PROBLEM REQUIREMENTS.
Your task is to give the data again, exactly, with every line intact.

EXTRACTED DATA.
━━━━━━━━━━━━━━━━━━━━

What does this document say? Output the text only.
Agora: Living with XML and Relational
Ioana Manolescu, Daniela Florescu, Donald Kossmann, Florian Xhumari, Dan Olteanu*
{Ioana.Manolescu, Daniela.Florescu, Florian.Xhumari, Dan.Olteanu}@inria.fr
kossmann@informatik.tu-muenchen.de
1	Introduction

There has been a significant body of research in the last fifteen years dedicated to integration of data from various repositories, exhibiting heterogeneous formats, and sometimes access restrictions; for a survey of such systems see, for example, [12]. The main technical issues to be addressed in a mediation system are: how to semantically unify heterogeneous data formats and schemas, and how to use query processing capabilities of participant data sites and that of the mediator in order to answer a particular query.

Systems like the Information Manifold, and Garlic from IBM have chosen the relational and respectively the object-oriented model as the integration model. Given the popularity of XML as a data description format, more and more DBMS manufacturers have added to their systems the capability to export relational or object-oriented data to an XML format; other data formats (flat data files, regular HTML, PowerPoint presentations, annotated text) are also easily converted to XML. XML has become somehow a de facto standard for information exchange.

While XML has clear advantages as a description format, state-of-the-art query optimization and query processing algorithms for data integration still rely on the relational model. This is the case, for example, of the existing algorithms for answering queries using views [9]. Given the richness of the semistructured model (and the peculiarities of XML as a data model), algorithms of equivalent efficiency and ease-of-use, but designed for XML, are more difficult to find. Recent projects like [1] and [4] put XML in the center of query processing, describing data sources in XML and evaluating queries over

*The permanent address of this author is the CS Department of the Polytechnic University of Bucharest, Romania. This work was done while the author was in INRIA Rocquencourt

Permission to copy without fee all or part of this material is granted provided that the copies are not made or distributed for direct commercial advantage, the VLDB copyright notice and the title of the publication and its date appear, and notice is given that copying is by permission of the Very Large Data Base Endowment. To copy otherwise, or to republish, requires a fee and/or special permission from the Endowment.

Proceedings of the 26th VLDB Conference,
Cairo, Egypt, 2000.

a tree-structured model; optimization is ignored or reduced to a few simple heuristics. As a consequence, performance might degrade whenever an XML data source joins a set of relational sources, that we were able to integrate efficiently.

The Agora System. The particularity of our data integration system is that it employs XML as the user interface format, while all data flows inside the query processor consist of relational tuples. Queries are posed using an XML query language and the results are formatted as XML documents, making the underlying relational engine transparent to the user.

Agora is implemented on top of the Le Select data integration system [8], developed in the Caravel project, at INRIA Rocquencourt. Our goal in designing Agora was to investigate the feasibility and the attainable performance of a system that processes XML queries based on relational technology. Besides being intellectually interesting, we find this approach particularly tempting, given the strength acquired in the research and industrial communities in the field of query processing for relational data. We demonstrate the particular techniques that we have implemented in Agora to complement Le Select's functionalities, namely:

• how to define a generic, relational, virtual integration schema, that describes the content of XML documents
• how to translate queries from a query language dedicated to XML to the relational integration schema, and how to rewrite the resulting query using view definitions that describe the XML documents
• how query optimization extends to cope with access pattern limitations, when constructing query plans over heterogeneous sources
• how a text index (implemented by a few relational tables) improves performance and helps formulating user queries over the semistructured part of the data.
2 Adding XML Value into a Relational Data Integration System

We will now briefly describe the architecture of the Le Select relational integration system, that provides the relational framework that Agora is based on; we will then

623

━━━━━━━━━━━━━━━━━━━━

WORKED ANSWER.
What does this document say? Output the text only.
Agora: Living with XML and Relational
Ioana Manolescu, Daniela Florescu, Donald Kossmann, Florian Xhumari, Dan Olteanu*
{Ioana.Manolescu, Daniela.Florescu, Florian.Xhumari, Dan.Olteanu}@inria.fr
kossmann@informatik.tu-muenchen.de
1	Introduction

There has been a significant body of research in the last fifteen years dedicated to integration of data from various repositories, exhibiting heterogeneous formats, and sometimes access restrictions; for a survey of such systems see, for example, [12]. The main technical issues to be addressed in a mediation system are: how to semantically unify heterogeneous data formats and schemas, and how to use query processing capabilities of participant data sites and that of the mediator in order to answer a particular query.

Systems like the Information Manifold, and Garlic from IBM have chosen the relational and respectively the object-oriented model as the integration model. Given the popularity of XML as a data description format, more and more DBMS manufacturers have added to their systems the capability to export relational or object-oriented data to an XML format; other data formats (flat data files, regular HTML, PowerPoint presentations, annotated text) are also easily converted to XML. XML has become somehow a de facto standard for information exchange.

While XML has clear advantages as a description format, state-of-the-art query optimization and query processing algorithms for data integration still rely on the relational model. This is the case, for example, of the existing algorithms for answering queries using views [9]. Given the richness of the semistructured model (and the peculiarities of XML as a data model), algorithms of equivalent efficiency and ease-of-use, but designed for XML, are more difficult to find. Recent projects like [1] and [4] put XML in the center of query processing, describing data sources in XML and evaluating queries over

*The permanent address of this author is the CS Department of the Polytechnic University of Bucharest, Romania. This work was done while the author was in INRIA Rocquencourt

Permission to copy without fee all or part of this material is granted provided that the copies are not made or distributed for direct commercial advantage, the VLDB copyright notice and the title of the publication and its date appear, and notice is given that copying is by permission of the Very Large Data Base Endowment. To copy otherwise, or to republish, requires a fee and/or special permission from the Endowment.

Proceedings of the 26th VLDB Conference,
Cairo, Egypt, 2000.

a tree-structured model; optimization is ignored or reduced to a few simple heuristics. As a consequence, performance might degrade whenever an XML data source joins a set of relational sources, that we were able to integrate efficiently.

The Agora System. The particularity of our data integration system is that it employs XML as the user interface format, while all data flows inside the query processor consist of relational tuples. Queries are posed using an XML query language and the results are formatted as XML documents, making the underlying relational engine transparent to the user.

Agora is implemented on top of the Le Select data integration system [8], developed in the Caravel project, at INRIA Rocquencourt. Our goal in designing Agora was to investigate the feasibility and the attainable performance of a system that processes XML queries based on relational technology. Besides being intellectually interesting, we find this approach particularly tempting, given the strength acquired in the research and industrial communities in the field of query processing for relational data. We demonstrate the particular techniques that we have implemented in Agora to complement Le Select's functionalities, namely:

• how to define a generic, relational, virtual integration schema, that describes the content of XML documents
• how to translate queries from a query language dedicated to XML to the relational integration schema, and how to rewrite the resulting query using view definitions that describe the XML documents
• how query optimization extends to cope with access pattern limitations, when constructing query plans over heterogeneous sources
• how a text index (implemented by a few relational tables) improves performance and helps formulating user queries over the semistructured part of the data.
2 Adding XML Value into a Relational Data Integration System

We will now briefly describe the architecture of the Le Select relational integration system, that provides the relational framework that Agora is based on; we will then

623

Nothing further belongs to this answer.